begin
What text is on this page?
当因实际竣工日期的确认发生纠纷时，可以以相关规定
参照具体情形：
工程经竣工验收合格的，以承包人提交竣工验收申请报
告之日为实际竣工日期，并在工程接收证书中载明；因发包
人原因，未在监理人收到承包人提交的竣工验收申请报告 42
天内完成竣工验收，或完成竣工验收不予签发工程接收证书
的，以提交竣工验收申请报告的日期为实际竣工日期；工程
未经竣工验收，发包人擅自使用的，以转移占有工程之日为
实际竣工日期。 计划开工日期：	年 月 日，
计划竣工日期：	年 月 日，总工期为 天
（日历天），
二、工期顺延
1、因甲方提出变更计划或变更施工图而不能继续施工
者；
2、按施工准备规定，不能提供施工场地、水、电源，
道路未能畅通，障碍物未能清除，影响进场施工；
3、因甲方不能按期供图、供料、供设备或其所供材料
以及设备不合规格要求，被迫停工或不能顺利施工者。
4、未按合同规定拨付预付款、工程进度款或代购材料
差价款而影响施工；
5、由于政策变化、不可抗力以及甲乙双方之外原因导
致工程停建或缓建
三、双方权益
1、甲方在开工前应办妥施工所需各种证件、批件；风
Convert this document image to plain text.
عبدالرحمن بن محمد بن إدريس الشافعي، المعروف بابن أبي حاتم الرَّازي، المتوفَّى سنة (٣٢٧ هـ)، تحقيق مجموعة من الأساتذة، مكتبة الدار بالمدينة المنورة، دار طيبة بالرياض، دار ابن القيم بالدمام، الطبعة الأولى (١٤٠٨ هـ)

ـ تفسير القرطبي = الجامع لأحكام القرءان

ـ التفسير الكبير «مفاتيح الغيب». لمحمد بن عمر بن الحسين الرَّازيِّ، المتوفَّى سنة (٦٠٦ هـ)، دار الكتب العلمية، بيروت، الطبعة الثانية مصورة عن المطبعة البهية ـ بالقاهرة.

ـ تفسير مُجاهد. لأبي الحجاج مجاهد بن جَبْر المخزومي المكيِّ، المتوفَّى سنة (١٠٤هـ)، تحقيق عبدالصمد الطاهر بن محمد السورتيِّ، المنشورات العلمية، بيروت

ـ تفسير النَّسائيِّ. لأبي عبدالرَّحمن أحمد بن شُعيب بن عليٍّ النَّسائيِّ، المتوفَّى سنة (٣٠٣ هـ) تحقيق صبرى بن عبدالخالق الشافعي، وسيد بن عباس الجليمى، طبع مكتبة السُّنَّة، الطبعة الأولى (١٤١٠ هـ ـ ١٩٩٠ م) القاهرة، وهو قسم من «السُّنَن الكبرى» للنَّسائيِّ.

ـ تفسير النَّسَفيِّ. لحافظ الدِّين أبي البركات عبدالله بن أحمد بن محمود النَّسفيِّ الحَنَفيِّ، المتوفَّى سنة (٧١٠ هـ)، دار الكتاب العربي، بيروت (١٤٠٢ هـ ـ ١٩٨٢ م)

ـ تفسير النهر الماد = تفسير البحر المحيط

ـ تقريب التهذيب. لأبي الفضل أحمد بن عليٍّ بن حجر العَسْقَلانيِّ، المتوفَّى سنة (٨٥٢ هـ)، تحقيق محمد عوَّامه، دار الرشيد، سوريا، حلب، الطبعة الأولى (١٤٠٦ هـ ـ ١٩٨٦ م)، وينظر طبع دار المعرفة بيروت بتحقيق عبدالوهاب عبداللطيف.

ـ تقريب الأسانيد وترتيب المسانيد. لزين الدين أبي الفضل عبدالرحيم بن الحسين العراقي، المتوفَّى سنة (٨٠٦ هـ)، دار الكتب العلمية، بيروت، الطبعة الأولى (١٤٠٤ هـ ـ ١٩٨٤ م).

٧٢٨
end
Goal: Quote the listing in full, please, keeping every line exact.

Correct response:
What text is on this page?
当因实际竣工日期的确认发生纠纷时，可以以相关规定
参照具体情形：
工程经竣工验收合格的，以承包人提交竣工验收申请报
告之日为实际竣工日期，并在工程接收证书中载明；因发包
人原因，未在监理人收到承包人提交的竣工验收申请报告 42
天内完成竣工验收，或完成竣工验收不予签发工程接收证书
的，以提交竣工验收申请报告的日期为实际竣工日期；工程
未经竣工验收，发包人擅自使用的，以转移占有工程之日为
实际竣工日期。 计划开工日期：	年 月 日，
计划竣工日期：	年 月 日，总工期为 天
（日历天），
二、工期顺延
1、因甲方提出变更计划或变更施工图而不能继续施工
者；
2、按施工准备规定，不能提供施工场地、水、电源，
道路未能畅通，障碍物未能清除，影响进场施工；
3、因甲方不能按期供图、供料、供设备或其所供材料
以及设备不合规格要求，被迫停工或不能顺利施工者。
4、未按合同规定拨付预付款、工程进度款或代购材料
差价款而影响施工；
5、由于政策变化、不可抗力以及甲乙双方之外原因导
致工程停建或缓建
三、双方权益
1、甲方在开工前应办妥施工所需各种证件、批件；风
Convert this document image to plain text.
عبدالرحمن بن محمد بن إدريس الشافعي، المعروف بابن أبي حاتم الرَّازي، المتوفَّى سنة (٣٢٧ هـ)، تحقيق مجموعة من الأساتذة، مكتبة الدار بالمدينة المنورة، دار طيبة بالرياض، دار ابن القيم بالدمام، الطبعة الأولى (١٤٠٨ هـ)

ـ تفسير القرطبي = الجامع لأحكام القرءان

ـ التفسير الكبير «مفاتيح الغيب». لمحمد بن عمر بن الحسين الرَّازيِّ، المتوفَّى سنة (٦٠٦ هـ)، دار الكتب العلمية، بيروت، الطبعة الثانية مصورة عن المطبعة البهية ـ بالقاهرة.

ـ تفسير مُجاهد. لأبي الحجاج مجاهد بن جَبْر المخزومي المكيِّ، المتوفَّى سنة (١٠٤هـ)، تحقيق عبدالصمد الطاهر بن محمد السورتيِّ، المنشورات العلمية، بيروت

ـ تفسير النَّسائيِّ. لأبي عبدالرَّحمن أحمد بن شُعيب بن عليٍّ النَّسائيِّ، المتوفَّى سنة (٣٠٣ هـ) تحقيق صبرى بن عبدالخالق الشافعي، وسيد بن عباس الجليمى، طبع مكتبة السُّنَّة، الطبعة الأولى (١٤١٠ هـ ـ ١٩٩٠ م) القاهرة، وهو قسم من «السُّنَن الكبرى» للنَّسائيِّ.

ـ تفسير النَّسَفيِّ. لحافظ الدِّين أبي البركات عبدالله بن أحمد بن محمود النَّسفيِّ الحَنَفيِّ، المتوفَّى سنة (٧١٠ هـ)، دار الكتاب العربي، بيروت (١٤٠٢ هـ ـ ١٩٨٢ م)

ـ تفسير النهر الماد = تفسير البحر المحيط

ـ تقريب التهذيب. لأبي الفضل أحمد بن عليٍّ بن حجر العَسْقَلانيِّ، المتوفَّى سنة (٨٥٢ هـ)، تحقيق محمد عوَّامه، دار الرشيد، سوريا، حلب، الطبعة الأولى (١٤٠٦ هـ ـ ١٩٨٦ م)، وينظر طبع دار المعرفة بيروت بتحقيق عبدالوهاب عبداللطيف.

ـ تقريب الأسانيد وترتيب المسانيد. لزين الدين أبي الفضل عبدالرحيم بن الحسين العراقي، المتوفَّى سنة (٨٠٦ هـ)، دار الكتب العلمية، بيروت، الطبعة الأولى (١٤٠٤ هـ ـ ١٩٨٤ م).

٧٢٨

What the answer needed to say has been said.